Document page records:
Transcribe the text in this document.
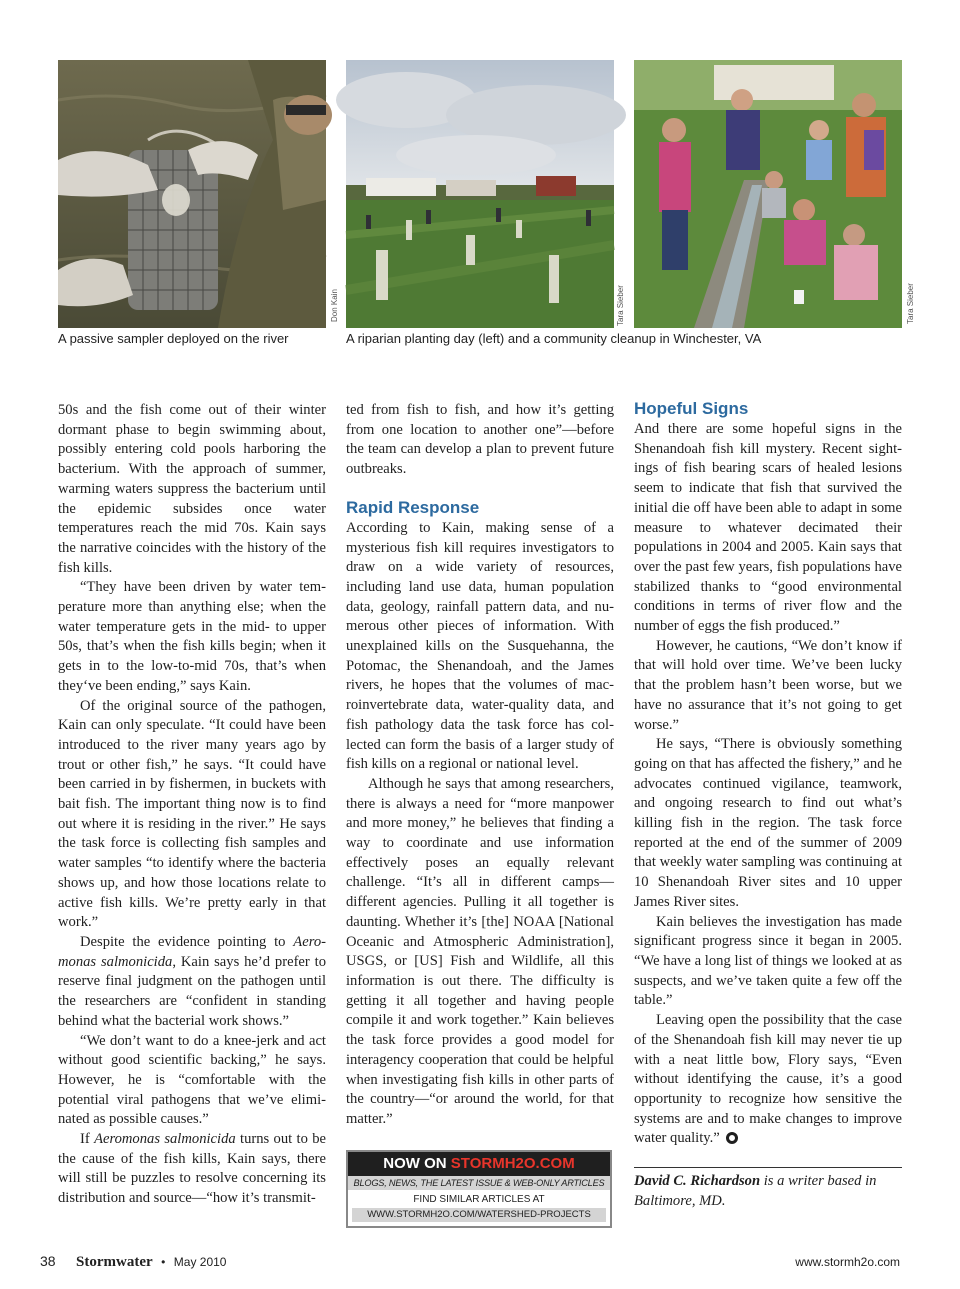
Don Kain	Tara Sieber	Tara Sieber
A passive sampler deployed on the river	A riparian planting day (left) and a community cleanup in Winchester, VA

50s and the fish come out of their winter dormant phase to begin swimming about, possibly entering cold pools harboring the bacterium. With the approach of summer, warming waters suppress the bacterium until the epidemic subsides once water temperatures reach the mid 70s. Kain says the narrative coincides with the history of the fish kills.

“They have been driven by water temperature more than anything else; when the water temperature gets in the mid- to upper 50s, that’s when the fish kills begin; when it gets in to the low-to-mid 70s, that’s when they‘ve been ending,” says Kain.

Of the original source of the pathogen, Kain can only speculate. “It could have been introduced to the river many years ago by trout or other fish,” he says. “It could have been carried in by fishermen, in buckets with bait fish. The important thing now is to find out where it is residing in the river.” He says the task force is collecting fish samples and water samples “to identify where the bacteria shows up, and how those locations relate to active fish kills. We’re pretty early in that work.”

Despite the evidence pointing to Aeromonas salmonicida, Kain says he’d prefer to reserve final judgment on the pathogen until the researchers are “confident in standing behind what the bacterial work shows.”

“We don’t want to do a knee-jerk and act without good scientific backing,” he says. However, he is “comfortable with the potential viral pathogens that we’ve eliminated as possible causes.”

If Aeromonas salmonicida turns out to be the cause of the fish kills, Kain says, there will still be puzzles to resolve concerning its distribution and source—“how it’s transmit-

ted from fish to fish, and how it’s getting from one location to another one”—before the team can develop a plan to prevent future outbreaks.

Rapid Response

According to Kain, making sense of a mysterious fish kill requires investigators to draw on a wide variety of resources, including land use data, human population data, geology, rainfall pattern data, and numerous other pieces of information. With unexplained kills on the Susquehanna, the Potomac, the Shenandoah, and the James rivers, he hopes that the volumes of macroinvertebrate data, water-quality data, and fish pathology data the task force has collected can form the basis of a larger study of fish kills on a regional or national level.

Although he says that among researchers, there is always a need for “more manpower and more money,” he believes that finding a way to coordinate and use information effectively poses an equally relevant challenge. “It’s all in different camps—different agencies. Pulling it all together is daunting. Whether it’s [the] NOAA [National Oceanic and Atmospheric Administration], USGS, or [US] Fish and Wildlife, all this information is out there. The difficulty is getting it all together and having people compile it and work together.” Kain believes the task force provides a good model for interagency cooperation that could be helpful when investigating fish kills in other parts of the country—“or around the world, for that matter.”

NOW ON STORMH2O.COM
BLOGS, NEWS, THE LATEST ISSUE & WEB-ONLY ARTICLES
FIND SIMILAR ARTICLES AT
WWW.STORMH2O.COM/WATERSHED-PROJECTS
Hopeful Signs

And there are some hopeful signs in the Shenandoah fish kill mystery. Recent sightings of fish bearing scars of healed lesions seem to indicate that fish that survived the initial die off have been able to adapt in some measure to whatever decimated their populations in 2004 and 2005. Kain says that over the past few years, fish populations have stabilized thanks to “good environmental conditions in terms of river flow and the number of eggs the fish produced.”

However, he cautions, “We don’t know if that will hold over time. We’ve been lucky that the problem hasn’t been worse, but we have no assurance that it’s not going to get worse.”

He says, “There is obviously something going on that has affected the fishery,” and he advocates continued vigilance, teamwork, and ongoing research to find out what’s killing fish in the region. The task force reported at the end of the summer of 2009 that weekly water sampling was continuing at 10 Shenandoah River sites and 10 upper James River sites.

Kain believes the investigation has made significant progress since it began in 2005. “We have a long list of things we looked at as suspects, and we’ve taken quite a few off the table.”

Leaving open the possibility that the case of the Shenandoah fish kill may never tie up with a neat little bow, Flory says, “Even without identifying the cause, it’s a good opportunity to recognize how sensitive the systems are and to make changes to improve water quality.”

David C. Richardson is a writer based in Baltimore, MD.
38 Stormwater • May 2010	www.stormh2o.com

WORK INSTRUCTION:
Your reply should be one number: how many lines in the records contain "researchers".

RESULT OF THE TASK:
2